Can you quote the records below in full, word for word?

(Collection entries)
---
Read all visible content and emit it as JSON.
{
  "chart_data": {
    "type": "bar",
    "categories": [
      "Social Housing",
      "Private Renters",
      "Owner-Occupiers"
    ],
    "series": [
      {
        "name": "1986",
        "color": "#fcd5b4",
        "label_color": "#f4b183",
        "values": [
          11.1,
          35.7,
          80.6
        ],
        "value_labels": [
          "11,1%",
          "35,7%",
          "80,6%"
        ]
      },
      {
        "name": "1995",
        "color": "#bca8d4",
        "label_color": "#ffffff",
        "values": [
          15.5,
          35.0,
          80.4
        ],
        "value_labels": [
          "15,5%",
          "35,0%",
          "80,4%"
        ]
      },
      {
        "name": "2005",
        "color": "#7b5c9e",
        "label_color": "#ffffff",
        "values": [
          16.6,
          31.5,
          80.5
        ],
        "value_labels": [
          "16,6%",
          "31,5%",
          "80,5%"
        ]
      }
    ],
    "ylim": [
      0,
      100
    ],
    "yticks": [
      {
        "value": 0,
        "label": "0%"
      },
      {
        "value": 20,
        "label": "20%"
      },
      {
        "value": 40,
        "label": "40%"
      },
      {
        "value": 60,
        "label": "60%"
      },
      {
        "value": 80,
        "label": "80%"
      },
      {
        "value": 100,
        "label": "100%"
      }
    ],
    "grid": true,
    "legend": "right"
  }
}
---
◆ The answer
Read all visible content and emit it as JSON.
{
  "chart_data": {
    "type": "bar",
    "categories": [
      "Social Housing",
      "Private Renters",
      "Owner-Occupiers"
    ],
    "series": [
      {
        "name": "1986",
        "color": "#fcd5b4",
        "label_color": "#f4b183",
        "values": [
          11.1,
          35.7,
          80.6
        ],
        "value_labels": [
          "11,1%",
          "35,7%",
          "80,6%"
        ]
      },
      {
        "name": "1995",
        "color": "#bca8d4",
        "label_color": "#ffffff",
        "values": [
          15.5,
          35.0,
          80.4
        ],
        "value_labels": [
          "15,5%",
          "35,0%",
          "80,4%"
        ]
      },
      {
        "name": "2005",
        "color": "#7b5c9e",
        "label_color": "#ffffff",
        "values": [
          16.6,
          31.5,
          80.5
        ],
        "value_labels": [
          "16,6%",
          "31,5%",
          "80,5%"
        ]
      }
    ],
    "ylim": [
      0,
      100
    ],
    "yticks": [
      {
        "value": 0,
        "label": "0%"
      },
      {
        "value": 20,
        "label": "20%"
      },
      {
        "value": 40,
        "label": "40%"
      },
      {
        "value": 60,
        "label": "60%"
      },
      {
        "value": 80,
        "label": "80%"
      },
      {
        "value": 100,
        "label": "100%"
      }
    ],
    "grid": true,
    "legend": "right"
  }
}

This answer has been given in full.